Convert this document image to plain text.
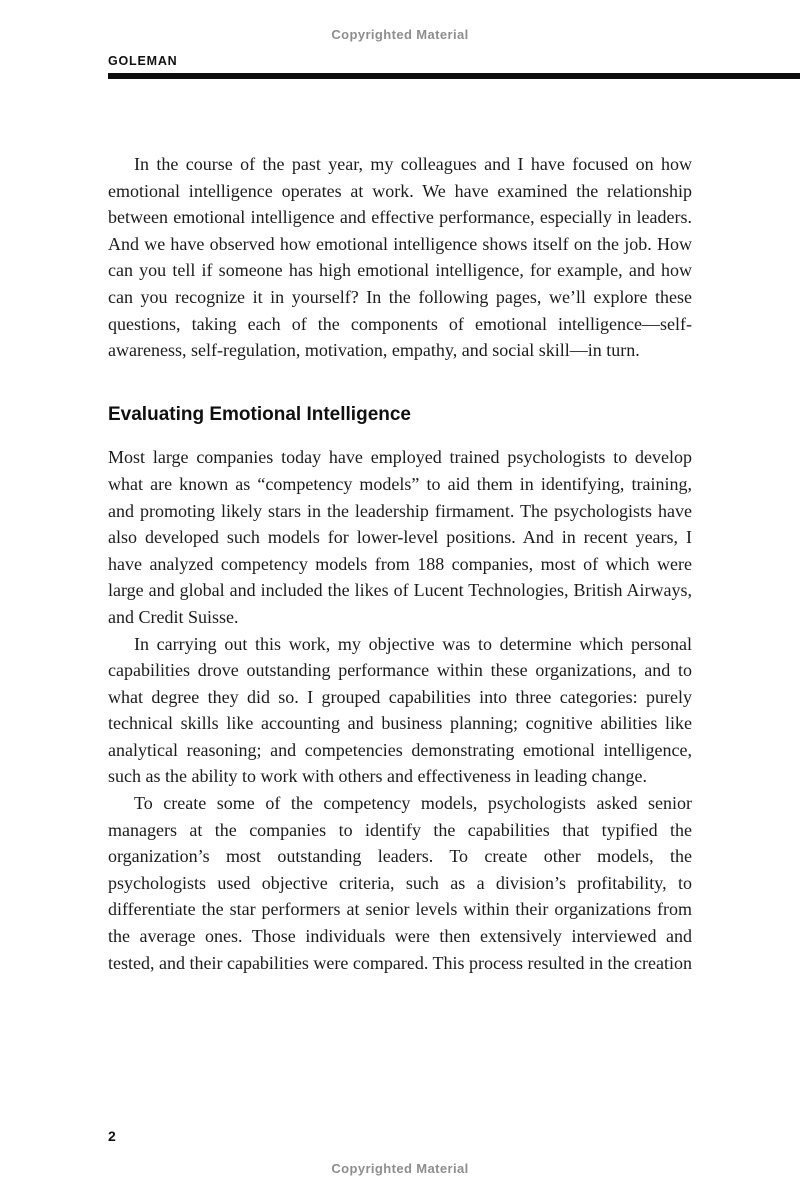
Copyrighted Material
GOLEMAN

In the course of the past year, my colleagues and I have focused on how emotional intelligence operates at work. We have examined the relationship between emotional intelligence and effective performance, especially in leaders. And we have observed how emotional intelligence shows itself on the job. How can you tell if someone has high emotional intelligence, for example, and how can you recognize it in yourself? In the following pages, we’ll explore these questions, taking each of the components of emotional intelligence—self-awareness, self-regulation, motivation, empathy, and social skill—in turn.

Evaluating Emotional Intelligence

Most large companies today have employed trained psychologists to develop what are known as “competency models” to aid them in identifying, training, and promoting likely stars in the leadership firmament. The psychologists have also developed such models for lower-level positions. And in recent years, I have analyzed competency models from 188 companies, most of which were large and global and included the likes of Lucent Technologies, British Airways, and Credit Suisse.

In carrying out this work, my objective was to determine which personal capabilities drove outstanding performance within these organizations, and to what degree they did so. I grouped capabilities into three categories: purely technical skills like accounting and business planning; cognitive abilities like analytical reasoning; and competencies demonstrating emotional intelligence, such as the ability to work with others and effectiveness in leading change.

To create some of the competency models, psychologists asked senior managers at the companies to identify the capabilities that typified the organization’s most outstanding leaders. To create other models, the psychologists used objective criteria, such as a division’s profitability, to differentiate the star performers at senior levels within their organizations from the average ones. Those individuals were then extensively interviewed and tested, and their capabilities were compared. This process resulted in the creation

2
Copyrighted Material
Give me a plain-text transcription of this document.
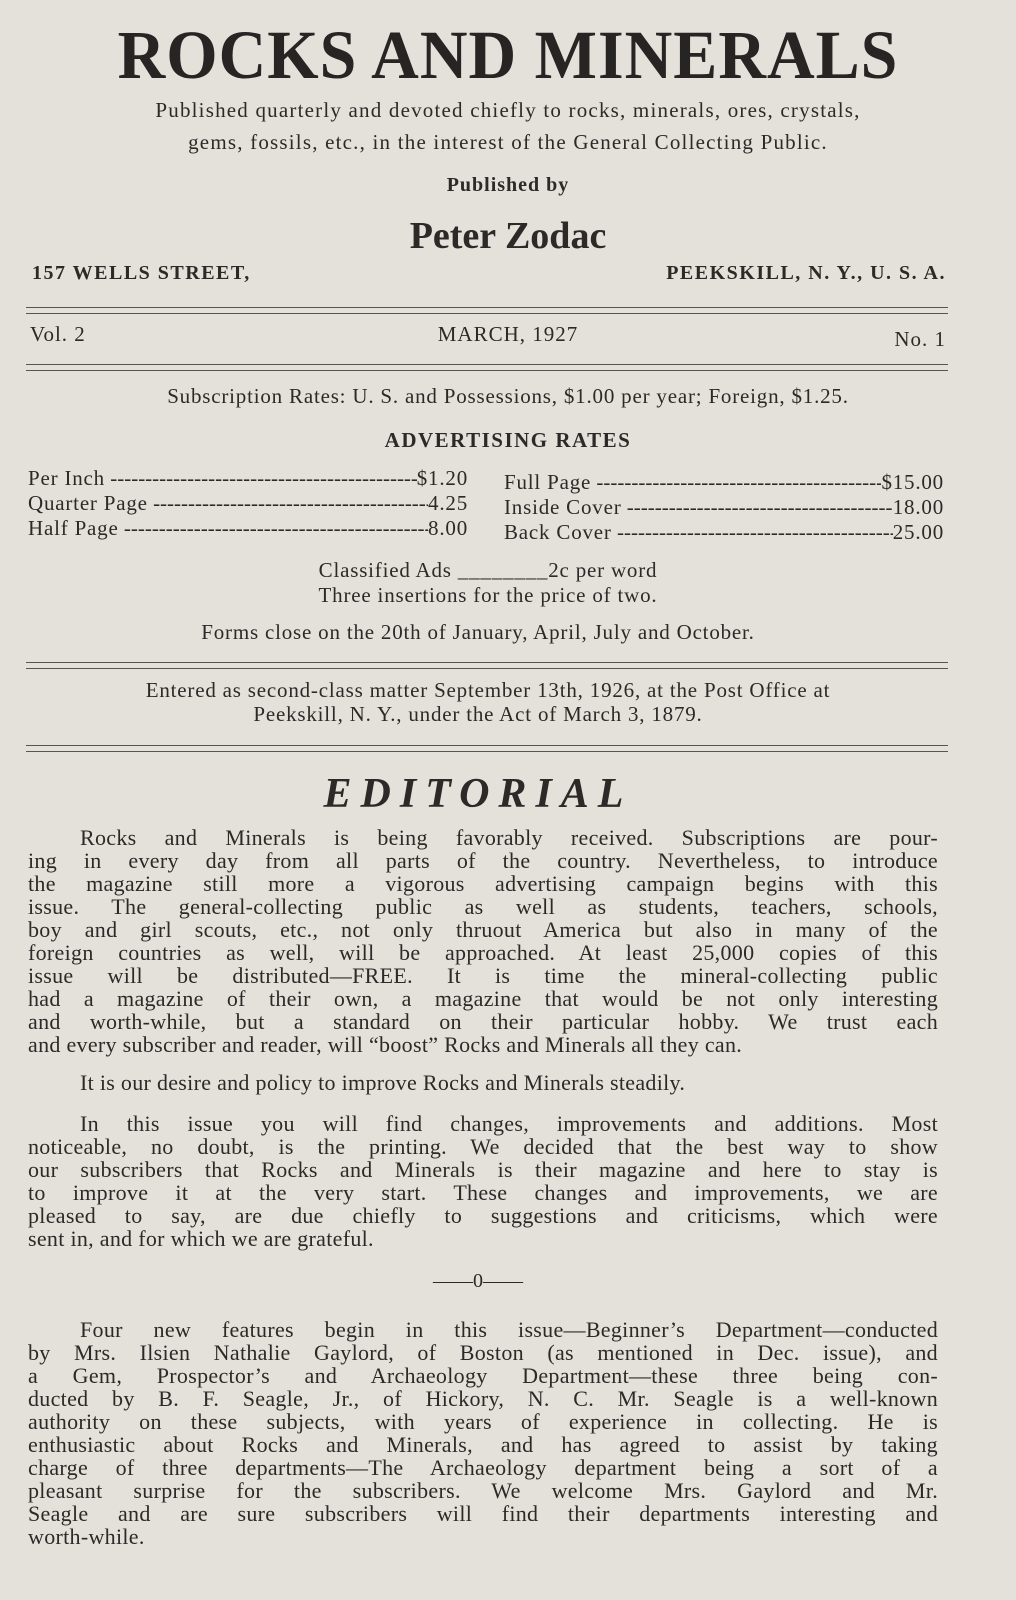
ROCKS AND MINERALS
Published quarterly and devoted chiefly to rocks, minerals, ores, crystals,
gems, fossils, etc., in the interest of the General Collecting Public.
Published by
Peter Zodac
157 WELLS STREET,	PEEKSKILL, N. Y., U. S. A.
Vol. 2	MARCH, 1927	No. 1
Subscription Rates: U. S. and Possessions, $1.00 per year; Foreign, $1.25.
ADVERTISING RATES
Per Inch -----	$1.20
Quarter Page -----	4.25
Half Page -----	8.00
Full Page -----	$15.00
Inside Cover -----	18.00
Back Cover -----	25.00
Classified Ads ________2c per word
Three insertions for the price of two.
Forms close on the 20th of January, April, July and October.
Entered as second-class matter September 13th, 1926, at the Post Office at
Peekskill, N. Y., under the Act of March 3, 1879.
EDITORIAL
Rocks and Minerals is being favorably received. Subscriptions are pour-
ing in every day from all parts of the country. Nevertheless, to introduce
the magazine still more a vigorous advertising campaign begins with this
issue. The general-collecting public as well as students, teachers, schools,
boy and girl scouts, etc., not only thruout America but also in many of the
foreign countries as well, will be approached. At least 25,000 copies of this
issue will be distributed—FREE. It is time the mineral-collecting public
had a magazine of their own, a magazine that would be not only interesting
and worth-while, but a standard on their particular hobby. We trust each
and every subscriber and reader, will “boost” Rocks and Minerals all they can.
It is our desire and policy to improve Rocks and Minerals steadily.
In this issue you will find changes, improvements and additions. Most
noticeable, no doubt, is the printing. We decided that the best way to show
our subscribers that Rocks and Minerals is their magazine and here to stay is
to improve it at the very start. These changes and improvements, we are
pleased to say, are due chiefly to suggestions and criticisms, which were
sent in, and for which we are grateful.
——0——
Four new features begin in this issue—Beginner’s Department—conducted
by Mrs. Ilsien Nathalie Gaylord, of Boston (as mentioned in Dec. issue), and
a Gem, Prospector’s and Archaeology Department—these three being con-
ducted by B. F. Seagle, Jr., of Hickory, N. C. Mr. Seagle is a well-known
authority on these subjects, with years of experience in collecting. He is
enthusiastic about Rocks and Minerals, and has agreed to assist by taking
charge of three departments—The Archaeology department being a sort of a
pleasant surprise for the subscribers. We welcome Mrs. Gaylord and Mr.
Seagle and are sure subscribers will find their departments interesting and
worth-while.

Given instruction ::
Which lines hold the word "text"? Show each one.

Final result ::
Convert this document image to plain text.
Give me a plain-text transcription of this document.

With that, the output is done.